TASK DETAILS
Please set down the rows below word for word, starting at the first row and ending at the row that contains "x-tick-label: 12 (1098, 480, 1113, 495)".

══ RECORDS SHOWN

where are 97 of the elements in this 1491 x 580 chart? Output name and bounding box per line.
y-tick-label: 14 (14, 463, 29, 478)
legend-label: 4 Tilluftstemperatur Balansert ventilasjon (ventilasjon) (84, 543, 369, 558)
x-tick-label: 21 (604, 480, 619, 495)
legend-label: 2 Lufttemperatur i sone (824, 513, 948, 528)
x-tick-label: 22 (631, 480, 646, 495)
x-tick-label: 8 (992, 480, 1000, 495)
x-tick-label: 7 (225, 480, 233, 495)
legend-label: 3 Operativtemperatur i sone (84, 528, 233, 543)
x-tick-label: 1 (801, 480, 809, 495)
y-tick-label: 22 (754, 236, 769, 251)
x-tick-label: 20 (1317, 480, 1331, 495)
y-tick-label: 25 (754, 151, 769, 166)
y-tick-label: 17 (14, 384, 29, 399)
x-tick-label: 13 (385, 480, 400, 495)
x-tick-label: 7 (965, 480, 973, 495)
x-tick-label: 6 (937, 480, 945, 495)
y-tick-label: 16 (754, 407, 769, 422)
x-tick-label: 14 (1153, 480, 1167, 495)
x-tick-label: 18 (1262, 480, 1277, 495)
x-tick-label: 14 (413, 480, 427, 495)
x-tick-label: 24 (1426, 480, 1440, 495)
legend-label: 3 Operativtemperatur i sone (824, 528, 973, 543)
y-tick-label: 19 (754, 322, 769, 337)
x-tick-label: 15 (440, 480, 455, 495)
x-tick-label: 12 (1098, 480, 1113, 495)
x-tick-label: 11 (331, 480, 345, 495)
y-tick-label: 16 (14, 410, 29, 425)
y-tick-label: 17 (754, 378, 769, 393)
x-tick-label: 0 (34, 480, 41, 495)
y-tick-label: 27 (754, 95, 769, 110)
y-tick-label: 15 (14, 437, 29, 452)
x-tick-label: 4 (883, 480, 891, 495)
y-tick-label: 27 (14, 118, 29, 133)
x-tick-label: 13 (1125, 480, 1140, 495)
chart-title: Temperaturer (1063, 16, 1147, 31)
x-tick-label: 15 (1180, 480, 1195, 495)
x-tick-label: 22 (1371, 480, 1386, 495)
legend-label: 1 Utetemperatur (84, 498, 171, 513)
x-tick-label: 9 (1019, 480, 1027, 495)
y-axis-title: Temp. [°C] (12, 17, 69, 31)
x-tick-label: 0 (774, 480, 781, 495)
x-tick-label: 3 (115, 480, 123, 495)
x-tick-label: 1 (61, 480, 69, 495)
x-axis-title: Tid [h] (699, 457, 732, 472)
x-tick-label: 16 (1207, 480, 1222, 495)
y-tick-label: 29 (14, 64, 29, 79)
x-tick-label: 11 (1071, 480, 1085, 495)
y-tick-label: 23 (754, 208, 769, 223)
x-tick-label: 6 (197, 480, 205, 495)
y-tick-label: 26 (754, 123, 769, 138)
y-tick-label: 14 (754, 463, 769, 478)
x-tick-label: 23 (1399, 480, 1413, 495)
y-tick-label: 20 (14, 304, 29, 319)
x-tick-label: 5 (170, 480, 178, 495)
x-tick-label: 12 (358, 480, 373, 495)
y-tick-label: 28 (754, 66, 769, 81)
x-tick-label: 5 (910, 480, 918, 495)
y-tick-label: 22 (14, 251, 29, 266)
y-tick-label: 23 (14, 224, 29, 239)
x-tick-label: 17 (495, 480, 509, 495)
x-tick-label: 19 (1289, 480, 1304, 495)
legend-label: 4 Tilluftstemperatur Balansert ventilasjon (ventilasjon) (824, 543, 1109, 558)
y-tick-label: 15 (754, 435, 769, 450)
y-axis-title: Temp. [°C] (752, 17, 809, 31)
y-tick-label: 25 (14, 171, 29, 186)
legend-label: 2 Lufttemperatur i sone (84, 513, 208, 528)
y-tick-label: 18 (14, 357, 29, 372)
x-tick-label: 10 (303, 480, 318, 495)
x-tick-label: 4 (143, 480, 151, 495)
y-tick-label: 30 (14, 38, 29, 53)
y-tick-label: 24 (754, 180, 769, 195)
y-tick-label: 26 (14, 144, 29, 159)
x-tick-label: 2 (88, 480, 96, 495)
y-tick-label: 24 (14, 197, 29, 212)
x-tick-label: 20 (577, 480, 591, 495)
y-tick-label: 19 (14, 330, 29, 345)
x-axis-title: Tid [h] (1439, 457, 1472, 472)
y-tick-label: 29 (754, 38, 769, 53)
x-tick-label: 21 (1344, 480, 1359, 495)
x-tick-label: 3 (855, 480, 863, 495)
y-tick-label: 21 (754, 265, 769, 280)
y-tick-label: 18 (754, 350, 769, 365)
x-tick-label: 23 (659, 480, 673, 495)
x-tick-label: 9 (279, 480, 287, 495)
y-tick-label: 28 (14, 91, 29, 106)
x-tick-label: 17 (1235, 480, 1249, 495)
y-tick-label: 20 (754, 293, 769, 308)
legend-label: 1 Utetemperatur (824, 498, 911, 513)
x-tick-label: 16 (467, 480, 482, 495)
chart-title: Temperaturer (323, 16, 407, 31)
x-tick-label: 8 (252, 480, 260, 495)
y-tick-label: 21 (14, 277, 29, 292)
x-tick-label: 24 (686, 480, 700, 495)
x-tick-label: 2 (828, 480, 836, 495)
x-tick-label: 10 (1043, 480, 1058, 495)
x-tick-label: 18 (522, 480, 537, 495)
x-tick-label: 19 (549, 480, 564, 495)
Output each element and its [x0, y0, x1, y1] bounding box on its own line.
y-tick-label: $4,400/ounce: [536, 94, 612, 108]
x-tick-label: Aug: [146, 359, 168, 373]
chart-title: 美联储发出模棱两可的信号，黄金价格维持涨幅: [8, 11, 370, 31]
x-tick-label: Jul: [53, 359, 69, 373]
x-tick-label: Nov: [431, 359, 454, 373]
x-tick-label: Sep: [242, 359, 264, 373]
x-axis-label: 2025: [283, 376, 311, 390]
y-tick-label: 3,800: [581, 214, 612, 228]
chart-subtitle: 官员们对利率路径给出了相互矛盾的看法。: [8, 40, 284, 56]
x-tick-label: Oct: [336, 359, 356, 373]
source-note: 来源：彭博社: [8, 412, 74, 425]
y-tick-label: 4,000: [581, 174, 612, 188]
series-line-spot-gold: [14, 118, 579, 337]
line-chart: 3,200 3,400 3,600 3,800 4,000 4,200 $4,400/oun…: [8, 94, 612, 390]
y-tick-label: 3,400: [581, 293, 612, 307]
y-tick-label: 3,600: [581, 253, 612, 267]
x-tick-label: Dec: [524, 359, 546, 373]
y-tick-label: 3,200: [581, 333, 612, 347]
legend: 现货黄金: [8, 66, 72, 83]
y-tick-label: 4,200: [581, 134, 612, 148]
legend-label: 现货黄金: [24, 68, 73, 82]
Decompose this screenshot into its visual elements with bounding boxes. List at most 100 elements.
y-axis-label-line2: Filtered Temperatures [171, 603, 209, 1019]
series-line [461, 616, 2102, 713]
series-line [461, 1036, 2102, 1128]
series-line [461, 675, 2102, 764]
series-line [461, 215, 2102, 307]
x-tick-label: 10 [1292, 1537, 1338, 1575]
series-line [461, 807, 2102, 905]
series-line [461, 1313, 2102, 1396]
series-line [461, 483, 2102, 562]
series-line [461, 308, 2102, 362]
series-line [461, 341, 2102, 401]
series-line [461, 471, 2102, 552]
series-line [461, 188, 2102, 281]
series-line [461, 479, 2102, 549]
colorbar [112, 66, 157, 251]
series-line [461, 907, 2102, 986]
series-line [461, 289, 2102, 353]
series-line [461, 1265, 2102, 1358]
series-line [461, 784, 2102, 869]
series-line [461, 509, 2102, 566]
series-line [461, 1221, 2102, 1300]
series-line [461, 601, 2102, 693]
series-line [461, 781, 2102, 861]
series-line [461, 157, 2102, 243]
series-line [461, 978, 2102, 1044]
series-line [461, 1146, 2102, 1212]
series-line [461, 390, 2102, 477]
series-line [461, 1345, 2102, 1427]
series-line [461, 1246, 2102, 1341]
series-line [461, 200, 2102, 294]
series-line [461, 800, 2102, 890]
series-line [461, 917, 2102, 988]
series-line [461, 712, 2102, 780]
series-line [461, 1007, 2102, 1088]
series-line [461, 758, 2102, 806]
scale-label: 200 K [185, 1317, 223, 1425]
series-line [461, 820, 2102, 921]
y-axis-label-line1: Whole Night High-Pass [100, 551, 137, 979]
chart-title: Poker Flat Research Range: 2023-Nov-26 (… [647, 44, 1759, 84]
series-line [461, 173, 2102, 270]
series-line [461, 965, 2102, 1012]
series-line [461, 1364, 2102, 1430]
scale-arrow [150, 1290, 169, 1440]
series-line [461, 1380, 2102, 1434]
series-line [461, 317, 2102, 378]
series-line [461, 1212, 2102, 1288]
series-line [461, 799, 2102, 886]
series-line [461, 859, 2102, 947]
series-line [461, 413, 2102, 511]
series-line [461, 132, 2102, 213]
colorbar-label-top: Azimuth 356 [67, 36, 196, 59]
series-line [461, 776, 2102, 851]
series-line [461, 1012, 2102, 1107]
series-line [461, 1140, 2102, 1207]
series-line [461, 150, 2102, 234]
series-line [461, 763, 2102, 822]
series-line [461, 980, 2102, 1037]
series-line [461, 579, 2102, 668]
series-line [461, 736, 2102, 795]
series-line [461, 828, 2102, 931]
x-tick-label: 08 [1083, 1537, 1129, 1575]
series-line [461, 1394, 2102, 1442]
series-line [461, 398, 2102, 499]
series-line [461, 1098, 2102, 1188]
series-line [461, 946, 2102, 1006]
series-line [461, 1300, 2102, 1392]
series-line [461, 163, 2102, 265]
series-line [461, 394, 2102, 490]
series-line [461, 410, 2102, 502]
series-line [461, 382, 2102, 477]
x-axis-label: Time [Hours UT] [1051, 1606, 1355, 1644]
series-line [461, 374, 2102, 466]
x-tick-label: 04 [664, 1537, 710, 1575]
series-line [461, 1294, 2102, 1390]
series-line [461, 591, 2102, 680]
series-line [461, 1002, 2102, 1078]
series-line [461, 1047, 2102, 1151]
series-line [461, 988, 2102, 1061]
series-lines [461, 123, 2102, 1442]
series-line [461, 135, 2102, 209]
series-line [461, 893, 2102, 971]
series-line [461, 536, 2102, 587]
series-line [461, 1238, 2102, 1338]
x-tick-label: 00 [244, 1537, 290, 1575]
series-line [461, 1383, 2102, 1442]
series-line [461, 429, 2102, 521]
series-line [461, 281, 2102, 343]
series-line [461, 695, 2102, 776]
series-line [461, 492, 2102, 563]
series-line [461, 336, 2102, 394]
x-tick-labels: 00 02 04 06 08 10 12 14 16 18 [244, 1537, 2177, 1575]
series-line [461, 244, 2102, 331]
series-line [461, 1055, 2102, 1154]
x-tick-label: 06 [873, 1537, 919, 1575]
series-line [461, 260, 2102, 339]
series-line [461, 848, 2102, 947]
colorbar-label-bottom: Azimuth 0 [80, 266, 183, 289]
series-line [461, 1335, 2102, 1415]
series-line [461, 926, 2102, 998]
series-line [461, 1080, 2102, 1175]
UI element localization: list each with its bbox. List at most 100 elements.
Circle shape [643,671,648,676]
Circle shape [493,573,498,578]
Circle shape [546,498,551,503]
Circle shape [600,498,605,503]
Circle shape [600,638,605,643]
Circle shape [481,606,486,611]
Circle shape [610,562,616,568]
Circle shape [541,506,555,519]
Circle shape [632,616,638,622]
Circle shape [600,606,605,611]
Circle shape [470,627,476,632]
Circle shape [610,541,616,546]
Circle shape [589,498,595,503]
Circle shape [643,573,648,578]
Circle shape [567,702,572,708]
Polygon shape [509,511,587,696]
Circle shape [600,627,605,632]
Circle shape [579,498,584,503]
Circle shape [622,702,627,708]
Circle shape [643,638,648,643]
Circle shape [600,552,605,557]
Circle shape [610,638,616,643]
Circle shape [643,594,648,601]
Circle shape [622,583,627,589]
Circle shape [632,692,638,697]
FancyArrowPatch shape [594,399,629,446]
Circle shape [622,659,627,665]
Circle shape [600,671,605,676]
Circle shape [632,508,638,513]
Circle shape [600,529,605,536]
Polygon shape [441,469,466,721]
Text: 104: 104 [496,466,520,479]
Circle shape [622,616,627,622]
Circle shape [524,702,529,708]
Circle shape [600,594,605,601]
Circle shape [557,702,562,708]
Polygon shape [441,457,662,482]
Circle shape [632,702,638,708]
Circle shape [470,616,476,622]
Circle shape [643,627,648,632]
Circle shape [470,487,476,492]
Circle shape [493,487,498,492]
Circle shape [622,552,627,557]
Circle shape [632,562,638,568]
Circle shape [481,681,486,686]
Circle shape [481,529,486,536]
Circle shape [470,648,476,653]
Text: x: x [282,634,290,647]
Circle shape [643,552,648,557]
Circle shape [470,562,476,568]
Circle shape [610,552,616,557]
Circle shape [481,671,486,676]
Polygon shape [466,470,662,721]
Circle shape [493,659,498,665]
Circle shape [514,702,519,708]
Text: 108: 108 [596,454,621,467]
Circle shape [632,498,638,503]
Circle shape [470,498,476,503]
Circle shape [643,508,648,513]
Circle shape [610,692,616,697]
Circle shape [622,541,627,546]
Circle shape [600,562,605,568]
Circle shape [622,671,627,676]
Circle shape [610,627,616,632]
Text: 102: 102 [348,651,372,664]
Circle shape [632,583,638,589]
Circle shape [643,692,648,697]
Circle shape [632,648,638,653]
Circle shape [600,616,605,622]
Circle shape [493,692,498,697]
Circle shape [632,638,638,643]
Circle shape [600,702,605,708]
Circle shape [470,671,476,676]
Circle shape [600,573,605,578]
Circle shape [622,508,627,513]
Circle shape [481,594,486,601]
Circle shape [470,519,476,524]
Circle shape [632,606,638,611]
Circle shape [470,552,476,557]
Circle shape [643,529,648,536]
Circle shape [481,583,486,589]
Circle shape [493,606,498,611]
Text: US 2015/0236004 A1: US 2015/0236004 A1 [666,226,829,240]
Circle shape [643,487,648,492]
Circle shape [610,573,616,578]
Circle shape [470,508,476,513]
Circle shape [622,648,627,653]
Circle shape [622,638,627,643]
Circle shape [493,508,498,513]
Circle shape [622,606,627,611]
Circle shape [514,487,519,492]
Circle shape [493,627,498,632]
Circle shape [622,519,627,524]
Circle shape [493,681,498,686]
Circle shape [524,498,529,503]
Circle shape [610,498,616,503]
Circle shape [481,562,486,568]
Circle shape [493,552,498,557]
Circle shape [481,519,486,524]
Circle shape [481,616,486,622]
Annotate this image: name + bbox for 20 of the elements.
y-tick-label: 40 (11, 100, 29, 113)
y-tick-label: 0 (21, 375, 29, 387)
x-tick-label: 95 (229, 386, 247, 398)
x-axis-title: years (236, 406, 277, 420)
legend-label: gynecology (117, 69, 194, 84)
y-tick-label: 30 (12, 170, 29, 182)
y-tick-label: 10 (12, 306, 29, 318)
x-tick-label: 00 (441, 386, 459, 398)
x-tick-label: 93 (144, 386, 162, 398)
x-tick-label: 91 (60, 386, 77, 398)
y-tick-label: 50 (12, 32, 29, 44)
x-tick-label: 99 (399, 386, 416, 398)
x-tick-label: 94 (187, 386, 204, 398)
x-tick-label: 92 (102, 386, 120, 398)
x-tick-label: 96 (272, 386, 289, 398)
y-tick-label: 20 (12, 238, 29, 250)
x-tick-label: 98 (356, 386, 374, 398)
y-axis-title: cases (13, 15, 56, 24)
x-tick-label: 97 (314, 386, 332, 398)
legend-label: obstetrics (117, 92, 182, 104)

════

RESPONSE TO THIS EXERCISE
where are 97 of the elements in this 1491 x 580 chart? Output name and bounding box per line.
y-tick-label: 14 (14, 463, 29, 478)
legend-label: 4 Tilluftstemperatur Balansert ventilasjon (ventilasjon) (84, 543, 369, 558)
x-tick-label: 21 (604, 480, 619, 495)
legend-label: 2 Lufttemperatur i sone (824, 513, 948, 528)
x-tick-label: 22 (631, 480, 646, 495)
x-tick-label: 8 (992, 480, 1000, 495)
x-tick-label: 7 (225, 480, 233, 495)
legend-label: 3 Operativtemperatur i sone (84, 528, 233, 543)
x-tick-label: 1 (801, 480, 809, 495)
y-tick-label: 22 (754, 236, 769, 251)
x-tick-label: 20 (1317, 480, 1331, 495)
y-tick-label: 25 (754, 151, 769, 166)
y-tick-label: 17 (14, 384, 29, 399)
x-tick-label: 13 (385, 480, 400, 495)
x-tick-label: 7 (965, 480, 973, 495)
x-tick-label: 6 (937, 480, 945, 495)
y-tick-label: 16 (754, 407, 769, 422)
x-tick-label: 14 (1153, 480, 1167, 495)
x-tick-label: 18 (1262, 480, 1277, 495)
x-tick-label: 14 (413, 480, 427, 495)
x-tick-label: 24 (1426, 480, 1440, 495)
legend-label: 3 Operativtemperatur i sone (824, 528, 973, 543)
y-tick-label: 19 (754, 322, 769, 337)
x-tick-label: 15 (440, 480, 455, 495)
x-tick-label: 12 (1098, 480, 1113, 495)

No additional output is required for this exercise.